● What you will do: Your task is to output all the records below, word for word.

Saved entries
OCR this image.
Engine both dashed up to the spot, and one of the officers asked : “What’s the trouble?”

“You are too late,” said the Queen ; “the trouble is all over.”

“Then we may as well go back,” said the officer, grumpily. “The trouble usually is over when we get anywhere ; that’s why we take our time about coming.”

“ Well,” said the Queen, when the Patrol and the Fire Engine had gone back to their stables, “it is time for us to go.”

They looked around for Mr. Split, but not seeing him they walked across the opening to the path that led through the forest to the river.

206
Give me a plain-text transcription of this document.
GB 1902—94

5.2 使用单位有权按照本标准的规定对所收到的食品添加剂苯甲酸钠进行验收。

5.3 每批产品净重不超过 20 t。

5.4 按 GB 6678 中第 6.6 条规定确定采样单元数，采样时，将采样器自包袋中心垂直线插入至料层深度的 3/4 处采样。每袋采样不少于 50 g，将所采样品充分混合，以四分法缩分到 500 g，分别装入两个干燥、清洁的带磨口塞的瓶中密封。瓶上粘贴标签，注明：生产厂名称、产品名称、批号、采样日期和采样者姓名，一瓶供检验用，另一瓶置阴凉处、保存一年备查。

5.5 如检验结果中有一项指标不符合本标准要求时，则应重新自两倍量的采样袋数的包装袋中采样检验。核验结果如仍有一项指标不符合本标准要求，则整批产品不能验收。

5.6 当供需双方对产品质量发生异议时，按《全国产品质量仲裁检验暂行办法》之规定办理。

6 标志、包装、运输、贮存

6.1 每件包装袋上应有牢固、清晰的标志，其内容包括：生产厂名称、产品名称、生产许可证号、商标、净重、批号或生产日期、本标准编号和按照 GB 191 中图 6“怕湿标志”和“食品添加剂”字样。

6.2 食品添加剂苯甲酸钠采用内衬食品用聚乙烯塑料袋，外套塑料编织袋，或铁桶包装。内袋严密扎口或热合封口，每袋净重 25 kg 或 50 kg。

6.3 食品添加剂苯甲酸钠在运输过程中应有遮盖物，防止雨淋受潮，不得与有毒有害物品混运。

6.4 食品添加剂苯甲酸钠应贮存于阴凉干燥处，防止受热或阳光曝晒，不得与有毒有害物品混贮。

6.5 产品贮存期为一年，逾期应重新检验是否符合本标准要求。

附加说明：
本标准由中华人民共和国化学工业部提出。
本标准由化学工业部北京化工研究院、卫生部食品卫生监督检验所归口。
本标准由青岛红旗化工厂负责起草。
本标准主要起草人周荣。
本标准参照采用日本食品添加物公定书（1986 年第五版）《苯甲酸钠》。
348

● Result below:
OCR this image.
Engine both dashed up to the spot, and one of the officers asked : “What’s the trouble?”

“You are too late,” said the Queen ; “the trouble is all over.”

“Then we may as well go back,” said the officer, grumpily. “The trouble usually is over when we get anywhere ; that’s why we take our time about coming.”

“ Well,” said the Queen, when the Patrol and the Fire Engine had gone back to their stables, “it is time for us to go.”

They looked around for Mr. Split, but not seeing him they walked across the opening to the path that led through the forest to the river.

206
Give me a plain-text transcription of this document.
GB 1902—94

5.2 使用单位有权按照本标准的规定对所收到的食品添加剂苯甲酸钠进行验收。

5.3 每批产品净重不超过 20 t。

5.4 按 GB 6678 中第 6.6 条规定确定采样单元数，采样时，将采样器自包袋中心垂直线插入至料层深度的 3/4 处采样。每袋采样不少于 50 g，将所采样品充分混合，以四分法缩分到 500 g，分别装入两个干燥、清洁的带磨口塞的瓶中密封。瓶上粘贴标签，注明：生产厂名称、产品名称、批号、采样日期和采样者姓名，一瓶供检验用，另一瓶置阴凉处、保存一年备查。

5.5 如检验结果中有一项指标不符合本标准要求时，则应重新自两倍量的采样袋数的包装袋中采样检验。核验结果如仍有一项指标不符合本标准要求，则整批产品不能验收。

5.6 当供需双方对产品质量发生异议时，按《全国产品质量仲裁检验暂行办法》之规定办理。

6 标志、包装、运输、贮存

6.1 每件包装袋上应有牢固、清晰的标志，其内容包括：生产厂名称、产品名称、生产许可证号、商标、净重、批号或生产日期、本标准编号和按照 GB 191 中图 6“怕湿标志”和“食品添加剂”字样。

6.2 食品添加剂苯甲酸钠采用内衬食品用聚乙烯塑料袋，外套塑料编织袋，或铁桶包装。内袋严密扎口或热合封口，每袋净重 25 kg 或 50 kg。

6.3 食品添加剂苯甲酸钠在运输过程中应有遮盖物，防止雨淋受潮，不得与有毒有害物品混运。

6.4 食品添加剂苯甲酸钠应贮存于阴凉干燥处，防止受热或阳光曝晒，不得与有毒有害物品混贮。

6.5 产品贮存期为一年，逾期应重新检验是否符合本标准要求。

附加说明：
本标准由中华人民共和国化学工业部提出。
本标准由化学工业部北京化工研究院、卫生部食品卫生监督检验所归口。
本标准由青岛红旗化工厂负责起草。
本标准主要起草人周荣。
本标准参照采用日本食品添加物公定书（1986 年第五版）《苯甲酸钠》。
348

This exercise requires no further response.